*WHAT YOU ARE ASKED TO DO*: Copy, from the entries below, each line in which the string "European" appears.

Figure record listings
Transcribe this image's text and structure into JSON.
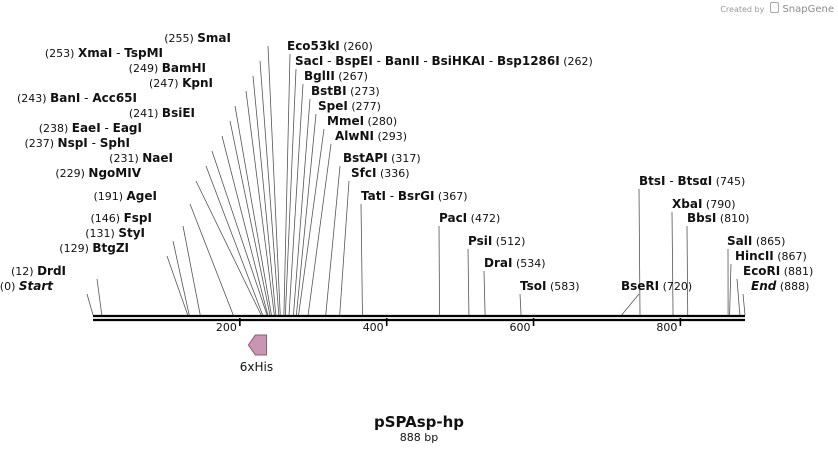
{
  "credit": {
    "prefix": "Created by",
    "brand": "SnapGene",
    "logo_icon": "snapgene-logo-icon"
  },
  "plasmid": {
    "name": "pSPAsp-hp",
    "size_label": "888 bp",
    "length_bp": 888
  },
  "colors": {
    "feature_fill": "#c996b1",
    "feature_stroke": "#8e5a78",
    "line": "#000000",
    "leader": "#555555"
  },
  "axis": {
    "ticks": [
      {
        "bp": 200,
        "label": "200"
      },
      {
        "bp": 400,
        "label": "400"
      },
      {
        "bp": 600,
        "label": "600"
      },
      {
        "bp": 800,
        "label": "800"
      }
    ]
  },
  "features": [
    {
      "name": "6xHis",
      "start_bp": 198,
      "end_bp": 220,
      "direction": "reverse",
      "icon": "arrow-left-icon"
    }
  ],
  "sites": [
    {
      "names": [
        "SmaI"
      ],
      "pos": "(255)",
      "bp": 255,
      "label_side": "left"
    },
    {
      "names": [
        "XmaI",
        "TspMI"
      ],
      "pos": "(253)",
      "bp": 253,
      "label_side": "left"
    },
    {
      "names": [
        "BamHI"
      ],
      "pos": "(249)",
      "bp": 249,
      "label_side": "left"
    },
    {
      "names": [
        "KpnI"
      ],
      "pos": "(247)",
      "bp": 247,
      "label_side": "left"
    },
    {
      "names": [
        "BanI",
        "Acc65I"
      ],
      "pos": "(243)",
      "bp": 243,
      "label_side": "left"
    },
    {
      "names": [
        "BsiEI"
      ],
      "pos": "(241)",
      "bp": 241,
      "label_side": "left"
    },
    {
      "names": [
        "EaeI",
        "EagI"
      ],
      "pos": "(238)",
      "bp": 238,
      "label_side": "left"
    },
    {
      "names": [
        "NspI",
        "SphI"
      ],
      "pos": "(237)",
      "bp": 237,
      "label_side": "left"
    },
    {
      "names": [
        "NaeI"
      ],
      "pos": "(231)",
      "bp": 231,
      "label_side": "left"
    },
    {
      "names": [
        "NgoMIV"
      ],
      "pos": "(229)",
      "bp": 229,
      "label_side": "left"
    },
    {
      "names": [
        "AgeI"
      ],
      "pos": "(191)",
      "bp": 191,
      "label_side": "left"
    },
    {
      "names": [
        "FspI"
      ],
      "pos": "(146)",
      "bp": 146,
      "label_side": "left"
    },
    {
      "names": [
        "StyI"
      ],
      "pos": "(131)",
      "bp": 131,
      "label_side": "left"
    },
    {
      "names": [
        "BtgZI"
      ],
      "pos": "(129)",
      "bp": 129,
      "label_side": "left"
    },
    {
      "names": [
        "DrdI"
      ],
      "pos": "(12)",
      "bp": 12,
      "label_side": "left"
    },
    {
      "names": [
        "Start"
      ],
      "pos": "(0)",
      "bp": 0,
      "label_side": "left",
      "marker": true
    },
    {
      "names": [
        "Eco53kI"
      ],
      "pos": "(260)",
      "bp": 260,
      "label_side": "right"
    },
    {
      "names": [
        "SacI",
        "BspEI",
        "BanII",
        "BsiHKAI",
        "Bsp1286I"
      ],
      "pos": "(262)",
      "bp": 262,
      "label_side": "right"
    },
    {
      "names": [
        "BglII"
      ],
      "pos": "(267)",
      "bp": 267,
      "label_side": "right"
    },
    {
      "names": [
        "BstBI"
      ],
      "pos": "(273)",
      "bp": 273,
      "label_side": "right"
    },
    {
      "names": [
        "SpeI"
      ],
      "pos": "(277)",
      "bp": 277,
      "label_side": "right"
    },
    {
      "names": [
        "MmeI"
      ],
      "pos": "(280)",
      "bp": 280,
      "label_side": "right"
    },
    {
      "names": [
        "AlwNI"
      ],
      "pos": "(293)",
      "bp": 293,
      "label_side": "right"
    },
    {
      "names": [
        "BstAPI"
      ],
      "pos": "(317)",
      "bp": 317,
      "label_side": "right"
    },
    {
      "names": [
        "SfcI"
      ],
      "pos": "(336)",
      "bp": 336,
      "label_side": "right"
    },
    {
      "names": [
        "TatI",
        "BsrGI"
      ],
      "pos": "(367)",
      "bp": 367,
      "label_side": "right"
    },
    {
      "names": [
        "PacI"
      ],
      "pos": "(472)",
      "bp": 472,
      "label_side": "right"
    },
    {
      "names": [
        "PsiI"
      ],
      "pos": "(512)",
      "bp": 512,
      "label_side": "right"
    },
    {
      "names": [
        "DraI"
      ],
      "pos": "(534)",
      "bp": 534,
      "label_side": "right"
    },
    {
      "names": [
        "TsoI"
      ],
      "pos": "(583)",
      "bp": 583,
      "label_side": "right"
    },
    {
      "names": [
        "BtsI",
        "BtsαI"
      ],
      "pos": "(745)",
      "bp": 745,
      "label_side": "right"
    },
    {
      "names": [
        "XbaI"
      ],
      "pos": "(790)",
      "bp": 790,
      "label_side": "right"
    },
    {
      "names": [
        "BbsI"
      ],
      "pos": "(810)",
      "bp": 810,
      "label_side": "right"
    },
    {
      "names": [
        "BseRI"
      ],
      "pos": "(720)",
      "bp": 720,
      "label_side": "right"
    },
    {
      "names": [
        "SalI"
      ],
      "pos": "(865)",
      "bp": 865,
      "label_side": "right"
    },
    {
      "names": [
        "HincII"
      ],
      "pos": "(867)",
      "bp": 867,
      "label_side": "right"
    },
    {
      "names": [
        "EcoRI"
      ],
      "pos": "(881)",
      "bp": 881,
      "label_side": "right"
    },
    {
      "names": [
        "End"
      ],
      "pos": "(888)",
      "bp": 888,
      "label_side": "right",
      "marker": true
    }
  ]
}
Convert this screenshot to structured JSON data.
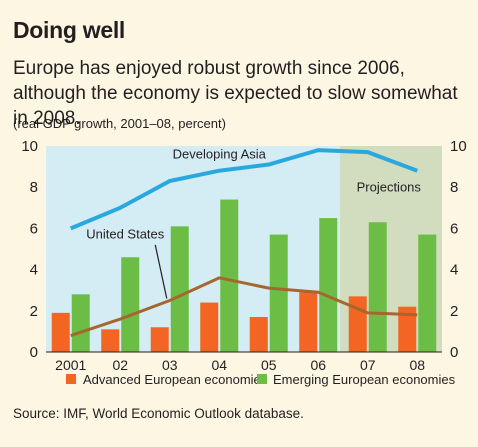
{
  "header": {
    "title": "Doing well",
    "subtitle": "Europe has enjoyed robust growth since 2006, although the economy is expected to slow somewhat in 2008.",
    "note": "(real GDP growth, 2001–08, percent)"
  },
  "footer": {
    "source": "Source: IMF, World Economic Outlook database."
  },
  "colors": {
    "plot_bg": "#d4ecf4",
    "projection_bg": "#d2dcbe",
    "advanced": "#f26522",
    "emerging": "#6cbd45",
    "asia": "#29a8e0",
    "us": "#a5672d"
  },
  "chart_data": {
    "type": "bar",
    "categories": [
      "2001",
      "02",
      "03",
      "04",
      "05",
      "06",
      "07",
      "08"
    ],
    "ylim": [
      0,
      10
    ],
    "yticks": [
      0,
      2,
      4,
      6,
      8,
      10
    ],
    "projection_start_index": 6,
    "series": [
      {
        "name": "Advanced European economies",
        "kind": "bar",
        "values": [
          1.9,
          1.1,
          1.2,
          2.4,
          1.7,
          2.9,
          2.7,
          2.2
        ]
      },
      {
        "name": "Emerging European economies",
        "kind": "bar",
        "values": [
          2.8,
          4.6,
          6.1,
          7.4,
          5.7,
          6.5,
          6.3,
          5.7
        ]
      },
      {
        "name": "Developing Asia",
        "kind": "line",
        "values": [
          6.0,
          7.0,
          8.3,
          8.8,
          9.1,
          9.8,
          9.7,
          8.8
        ]
      },
      {
        "name": "United States",
        "kind": "line",
        "values": [
          0.8,
          1.6,
          2.5,
          3.6,
          3.1,
          2.9,
          1.9,
          1.8
        ]
      }
    ],
    "annotations": {
      "projections": "Projections",
      "asia_label": "Developing Asia",
      "us_label": "United States"
    },
    "legend": {
      "placement": "bottom"
    }
  }
}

*ANSWER TO THE PROBLEM*:
        "name": "Advanced European economies",
        "name": "Emerging European economies",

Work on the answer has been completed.